[LISTED ENTRIES]:
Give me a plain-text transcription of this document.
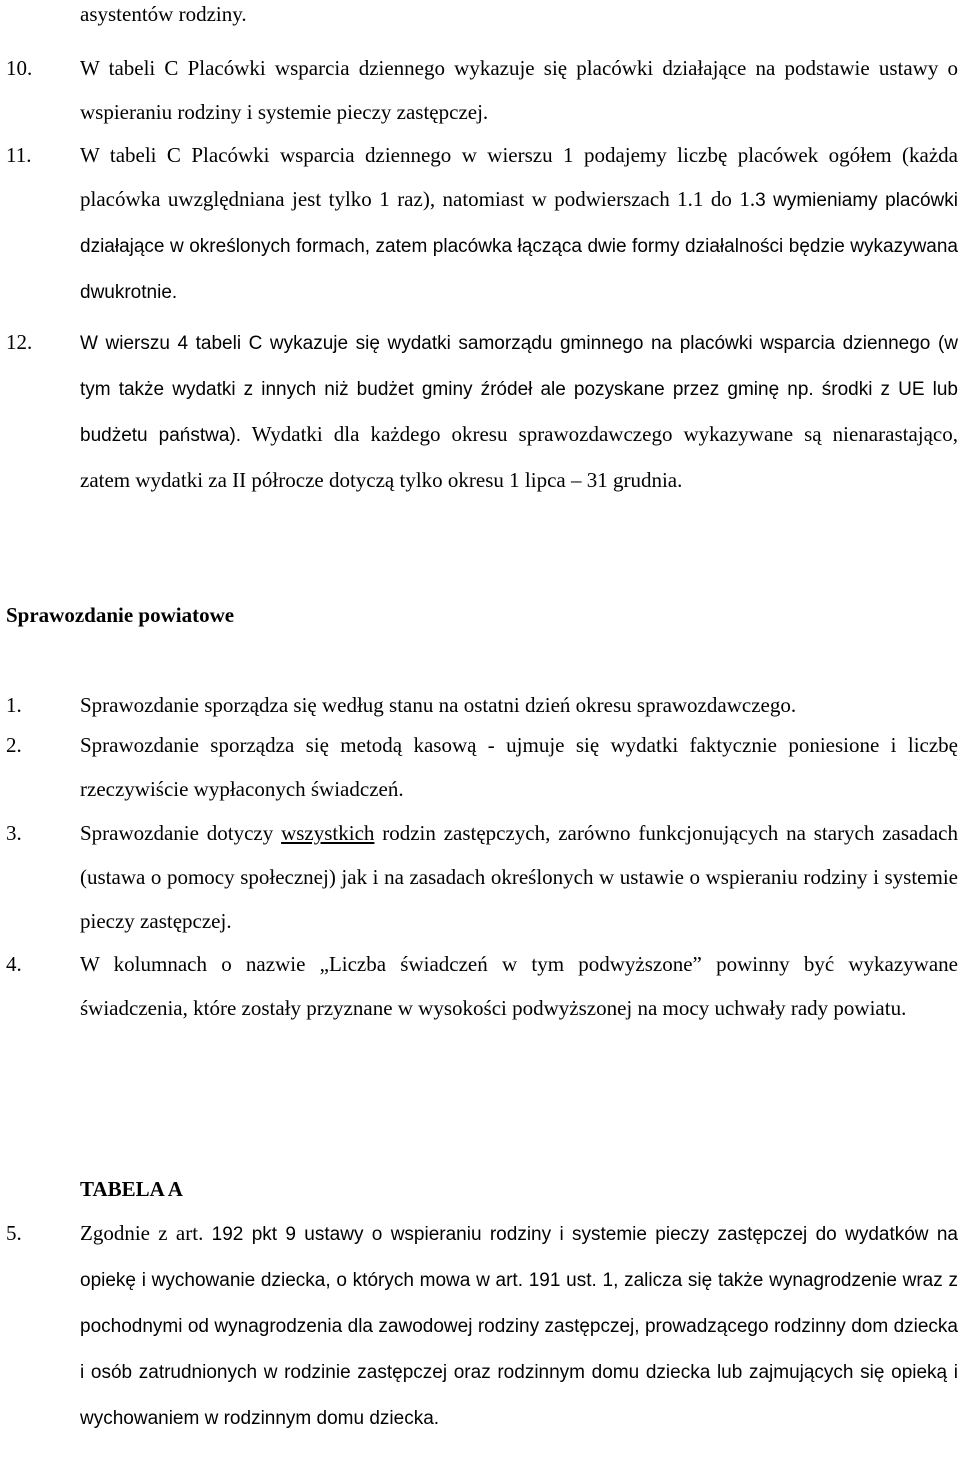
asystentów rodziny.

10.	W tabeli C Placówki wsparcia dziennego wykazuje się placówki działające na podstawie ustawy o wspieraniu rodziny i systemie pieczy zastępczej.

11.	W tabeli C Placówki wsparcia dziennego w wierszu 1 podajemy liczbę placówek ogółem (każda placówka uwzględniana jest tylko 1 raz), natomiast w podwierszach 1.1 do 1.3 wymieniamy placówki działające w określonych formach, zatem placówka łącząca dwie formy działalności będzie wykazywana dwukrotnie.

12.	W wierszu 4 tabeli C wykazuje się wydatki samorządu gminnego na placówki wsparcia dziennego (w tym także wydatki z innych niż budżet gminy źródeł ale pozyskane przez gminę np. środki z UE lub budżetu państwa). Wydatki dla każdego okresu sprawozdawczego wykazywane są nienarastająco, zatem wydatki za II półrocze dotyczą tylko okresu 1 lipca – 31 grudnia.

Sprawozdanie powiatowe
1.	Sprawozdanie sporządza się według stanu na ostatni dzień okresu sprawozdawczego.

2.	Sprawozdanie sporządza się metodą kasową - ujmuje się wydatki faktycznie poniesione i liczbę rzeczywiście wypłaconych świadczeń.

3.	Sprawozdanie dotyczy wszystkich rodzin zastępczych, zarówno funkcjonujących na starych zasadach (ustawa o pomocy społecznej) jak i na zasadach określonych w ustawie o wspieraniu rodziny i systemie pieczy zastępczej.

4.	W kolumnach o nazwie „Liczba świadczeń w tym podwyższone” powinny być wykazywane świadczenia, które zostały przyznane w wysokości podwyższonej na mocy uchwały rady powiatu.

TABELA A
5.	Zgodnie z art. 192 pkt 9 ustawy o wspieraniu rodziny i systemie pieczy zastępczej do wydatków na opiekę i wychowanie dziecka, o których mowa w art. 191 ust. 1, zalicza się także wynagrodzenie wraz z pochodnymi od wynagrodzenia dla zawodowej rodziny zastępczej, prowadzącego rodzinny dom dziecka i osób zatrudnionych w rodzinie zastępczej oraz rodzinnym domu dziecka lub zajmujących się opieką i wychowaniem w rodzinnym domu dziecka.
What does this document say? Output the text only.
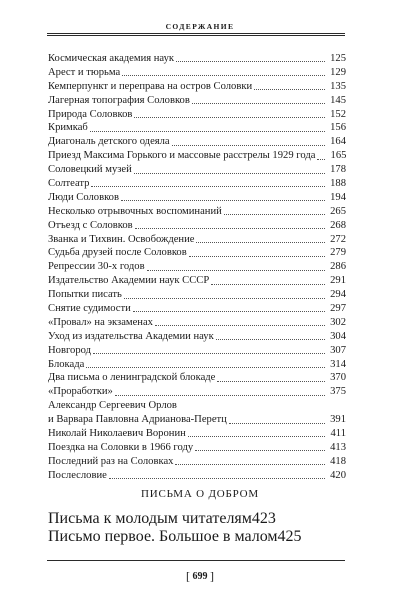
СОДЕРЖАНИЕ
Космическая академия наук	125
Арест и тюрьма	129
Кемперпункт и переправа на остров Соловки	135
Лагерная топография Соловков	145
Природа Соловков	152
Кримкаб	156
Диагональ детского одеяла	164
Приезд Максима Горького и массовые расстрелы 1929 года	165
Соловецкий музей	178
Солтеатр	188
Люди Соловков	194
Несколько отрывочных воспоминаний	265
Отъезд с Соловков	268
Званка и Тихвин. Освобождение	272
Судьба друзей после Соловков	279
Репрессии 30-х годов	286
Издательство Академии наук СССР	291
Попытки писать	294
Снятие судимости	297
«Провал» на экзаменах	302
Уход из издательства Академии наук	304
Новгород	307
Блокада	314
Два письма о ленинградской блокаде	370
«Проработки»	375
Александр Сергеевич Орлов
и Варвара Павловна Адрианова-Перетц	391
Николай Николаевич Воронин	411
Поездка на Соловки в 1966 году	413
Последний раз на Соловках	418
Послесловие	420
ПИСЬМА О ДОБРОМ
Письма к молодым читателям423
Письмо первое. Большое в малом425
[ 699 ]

[DESCRIPTION OF THE TASK]: Scan the data above; copy every line where "świadczeń" appears.

[ANSWER FOR THIS EXERCISE]:
2.	Sprawozdanie sporządza się metodą kasową - ujmuje się wydatki faktycznie poniesione i liczbę rzeczywiście wypłaconych świadczeń.
4.	W kolumnach o nazwie „Liczba świadczeń w tym podwyższone” powinny być wykazywane świadczenia, które zostały przyznane w wysokości podwyższonej na mocy uchwały rady powiatu.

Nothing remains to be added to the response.